▸ Exercise brief
Print all the data, keeping every line exactly as it is.

►

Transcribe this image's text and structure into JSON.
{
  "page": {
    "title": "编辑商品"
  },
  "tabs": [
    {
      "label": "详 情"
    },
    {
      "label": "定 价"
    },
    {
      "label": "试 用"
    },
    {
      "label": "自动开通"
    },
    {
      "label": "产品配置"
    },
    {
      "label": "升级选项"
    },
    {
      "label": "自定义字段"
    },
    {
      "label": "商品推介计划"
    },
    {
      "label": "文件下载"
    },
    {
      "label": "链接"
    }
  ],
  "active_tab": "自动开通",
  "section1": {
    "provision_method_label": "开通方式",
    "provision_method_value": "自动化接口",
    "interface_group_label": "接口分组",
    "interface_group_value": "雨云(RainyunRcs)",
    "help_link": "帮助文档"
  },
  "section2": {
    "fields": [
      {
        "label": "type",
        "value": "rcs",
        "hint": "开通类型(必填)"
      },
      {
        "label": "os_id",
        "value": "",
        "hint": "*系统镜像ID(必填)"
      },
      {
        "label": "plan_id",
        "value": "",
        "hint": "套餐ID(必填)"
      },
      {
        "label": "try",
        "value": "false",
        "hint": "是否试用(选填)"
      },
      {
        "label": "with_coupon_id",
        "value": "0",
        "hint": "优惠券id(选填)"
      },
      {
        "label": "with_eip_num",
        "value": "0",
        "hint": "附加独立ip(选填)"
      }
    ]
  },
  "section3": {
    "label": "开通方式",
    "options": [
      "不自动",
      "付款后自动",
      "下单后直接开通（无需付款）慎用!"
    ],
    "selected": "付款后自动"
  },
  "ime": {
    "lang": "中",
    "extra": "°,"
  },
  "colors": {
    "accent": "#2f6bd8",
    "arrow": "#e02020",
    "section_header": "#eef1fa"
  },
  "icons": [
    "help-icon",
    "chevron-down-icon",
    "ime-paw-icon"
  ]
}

◄

▸ Exercise answer
Transcribe this image's text and structure into JSON.
{
  "page": {
    "title": "编辑商品"
  },
  "tabs": [
    {
      "label": "详 情"
    },
    {
      "label": "定 价"
    },
    {
      "label": "试 用"
    },
    {
      "label": "自动开通"
    },
    {
      "label": "产品配置"
    },
    {
      "label": "升级选项"
    },
    {
      "label": "自定义字段"
    },
    {
      "label": "商品推介计划"
    },
    {
      "label": "文件下载"
    },
    {
      "label": "链接"
    }
  ],
  "active_tab": "自动开通",
  "section1": {
    "provision_method_label": "开通方式",
    "provision_method_value": "自动化接口",
    "interface_group_label": "接口分组",
    "interface_group_value": "雨云(RainyunRcs)",
    "help_link": "帮助文档"
  },
  "section2": {
    "fields": [
      {
        "label": "type",
        "value": "rcs",
        "hint": "开通类型(必填)"
      },
      {
        "label": "os_id",
        "value": "",
        "hint": "*系统镜像ID(必填)"
      },
      {
        "label": "plan_id",
        "value": "",
        "hint": "套餐ID(必填)"
      },
      {
        "label": "try",
        "value": "false",
        "hint": "是否试用(选填)"
      },
      {
        "label": "with_coupon_id",
        "value": "0",
        "hint": "优惠券id(选填)"
      },
      {
        "label": "with_eip_num",
        "value": "0",
        "hint": "附加独立ip(选填)"
      }
    ]
  },
  "section3": {
    "label": "开通方式",
    "options": [
      "不自动",
      "付款后自动",
      "下单后直接开通（无需付款）慎用!"
    ],
    "selected": "付款后自动"
  },
  "ime": {
    "lang": "中",
    "extra": "°,"
  },
  "colors": {
    "accent": "#2f6bd8",
    "arrow": "#e02020",
    "section_header": "#eef1fa"
  },
  "icons": [
    "help-icon",
    "chevron-down-icon",
    "ime-paw-icon"
  ]
}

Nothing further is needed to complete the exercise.